Output all of the entries below precisely as written.

═══ Records for processing ═══

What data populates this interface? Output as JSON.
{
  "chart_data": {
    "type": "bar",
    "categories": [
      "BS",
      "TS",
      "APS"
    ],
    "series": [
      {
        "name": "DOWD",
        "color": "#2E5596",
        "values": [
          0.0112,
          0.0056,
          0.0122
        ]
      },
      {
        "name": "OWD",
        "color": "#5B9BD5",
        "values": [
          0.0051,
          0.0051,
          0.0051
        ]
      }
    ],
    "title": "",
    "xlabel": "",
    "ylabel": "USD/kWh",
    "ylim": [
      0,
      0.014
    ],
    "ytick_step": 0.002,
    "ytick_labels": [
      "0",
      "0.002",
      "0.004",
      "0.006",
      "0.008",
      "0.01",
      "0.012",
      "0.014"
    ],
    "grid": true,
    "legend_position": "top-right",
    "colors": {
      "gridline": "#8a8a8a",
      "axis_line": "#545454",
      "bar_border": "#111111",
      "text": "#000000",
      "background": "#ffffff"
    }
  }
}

═══

> _Solution to this task_
What data populates this interface? Output as JSON.
{
  "chart_data": {
    "type": "bar",
    "categories": [
      "BS",
      "TS",
      "APS"
    ],
    "series": [
      {
        "name": "DOWD",
        "color": "#2E5596",
        "values": [
          0.0112,
          0.0056,
          0.0122
        ]
      },
      {
        "name": "OWD",
        "color": "#5B9BD5",
        "values": [
          0.0051,
          0.0051,
          0.0051
        ]
      }
    ],
    "title": "",
    "xlabel": "",
    "ylabel": "USD/kWh",
    "ylim": [
      0,
      0.014
    ],
    "ytick_step": 0.002,
    "ytick_labels": [
      "0",
      "0.002",
      "0.004",
      "0.006",
      "0.008",
      "0.01",
      "0.012",
      "0.014"
    ],
    "grid": true,
    "legend_position": "top-right",
    "colors": {
      "gridline": "#8a8a8a",
      "axis_line": "#545454",
      "bar_border": "#111111",
      "text": "#000000",
      "background": "#ffffff"
    }
  }
}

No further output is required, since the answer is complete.